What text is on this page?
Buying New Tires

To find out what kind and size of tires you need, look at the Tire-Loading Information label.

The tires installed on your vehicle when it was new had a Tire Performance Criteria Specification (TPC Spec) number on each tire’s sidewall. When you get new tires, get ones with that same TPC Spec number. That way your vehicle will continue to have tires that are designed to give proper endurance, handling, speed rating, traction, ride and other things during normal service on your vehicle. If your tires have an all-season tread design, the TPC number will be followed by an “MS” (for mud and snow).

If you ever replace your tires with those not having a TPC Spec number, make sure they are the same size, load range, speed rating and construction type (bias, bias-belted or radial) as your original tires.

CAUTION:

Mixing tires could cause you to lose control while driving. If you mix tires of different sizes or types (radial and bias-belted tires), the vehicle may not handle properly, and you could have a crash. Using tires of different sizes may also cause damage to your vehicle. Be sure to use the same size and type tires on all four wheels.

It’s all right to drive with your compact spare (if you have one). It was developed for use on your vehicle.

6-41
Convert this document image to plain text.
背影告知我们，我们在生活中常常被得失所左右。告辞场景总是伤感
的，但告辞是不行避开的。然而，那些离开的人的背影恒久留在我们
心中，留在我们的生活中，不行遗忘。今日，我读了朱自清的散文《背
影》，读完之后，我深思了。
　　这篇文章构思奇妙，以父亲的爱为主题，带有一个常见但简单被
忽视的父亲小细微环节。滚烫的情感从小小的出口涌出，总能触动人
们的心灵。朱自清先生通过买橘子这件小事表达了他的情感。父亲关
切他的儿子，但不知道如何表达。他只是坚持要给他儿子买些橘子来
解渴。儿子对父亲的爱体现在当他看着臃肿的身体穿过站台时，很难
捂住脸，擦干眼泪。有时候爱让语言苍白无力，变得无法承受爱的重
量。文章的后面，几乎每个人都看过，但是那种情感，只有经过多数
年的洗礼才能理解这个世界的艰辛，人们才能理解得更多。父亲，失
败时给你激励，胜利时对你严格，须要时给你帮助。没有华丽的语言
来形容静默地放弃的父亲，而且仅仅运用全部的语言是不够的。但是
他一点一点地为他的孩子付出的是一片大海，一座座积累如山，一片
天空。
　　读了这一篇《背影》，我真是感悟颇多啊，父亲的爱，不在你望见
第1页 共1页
************
Exercise description: Reproduce the material above exactly; please quote every line of it.

Answer to the exercise:
What text is on this page?
Buying New Tires

To find out what kind and size of tires you need, look at the Tire-Loading Information label.

The tires installed on your vehicle when it was new had a Tire Performance Criteria Specification (TPC Spec) number on each tire’s sidewall. When you get new tires, get ones with that same TPC Spec number. That way your vehicle will continue to have tires that are designed to give proper endurance, handling, speed rating, traction, ride and other things during normal service on your vehicle. If your tires have an all-season tread design, the TPC number will be followed by an “MS” (for mud and snow).

If you ever replace your tires with those not having a TPC Spec number, make sure they are the same size, load range, speed rating and construction type (bias, bias-belted or radial) as your original tires.

CAUTION:

Mixing tires could cause you to lose control while driving. If you mix tires of different sizes or types (radial and bias-belted tires), the vehicle may not handle properly, and you could have a crash. Using tires of different sizes may also cause damage to your vehicle. Be sure to use the same size and type tires on all four wheels.

It’s all right to drive with your compact spare (if you have one). It was developed for use on your vehicle.

6-41
Convert this document image to plain text.
背影告知我们，我们在生活中常常被得失所左右。告辞场景总是伤感
的，但告辞是不行避开的。然而，那些离开的人的背影恒久留在我们
心中，留在我们的生活中，不行遗忘。今日，我读了朱自清的散文《背
影》，读完之后，我深思了。
　　这篇文章构思奇妙，以父亲的爱为主题，带有一个常见但简单被
忽视的父亲小细微环节。滚烫的情感从小小的出口涌出，总能触动人
们的心灵。朱自清先生通过买橘子这件小事表达了他的情感。父亲关
切他的儿子，但不知道如何表达。他只是坚持要给他儿子买些橘子来
解渴。儿子对父亲的爱体现在当他看着臃肿的身体穿过站台时，很难
捂住脸，擦干眼泪。有时候爱让语言苍白无力，变得无法承受爱的重
量。文章的后面，几乎每个人都看过，但是那种情感，只有经过多数
年的洗礼才能理解这个世界的艰辛，人们才能理解得更多。父亲，失
败时给你激励，胜利时对你严格，须要时给你帮助。没有华丽的语言
来形容静默地放弃的父亲，而且仅仅运用全部的语言是不够的。但是
他一点一点地为他的孩子付出的是一片大海，一座座积累如山，一片
天空。
　　读了这一篇《背影》，我真是感悟颇多啊，父亲的爱，不在你望见
第1页 共1页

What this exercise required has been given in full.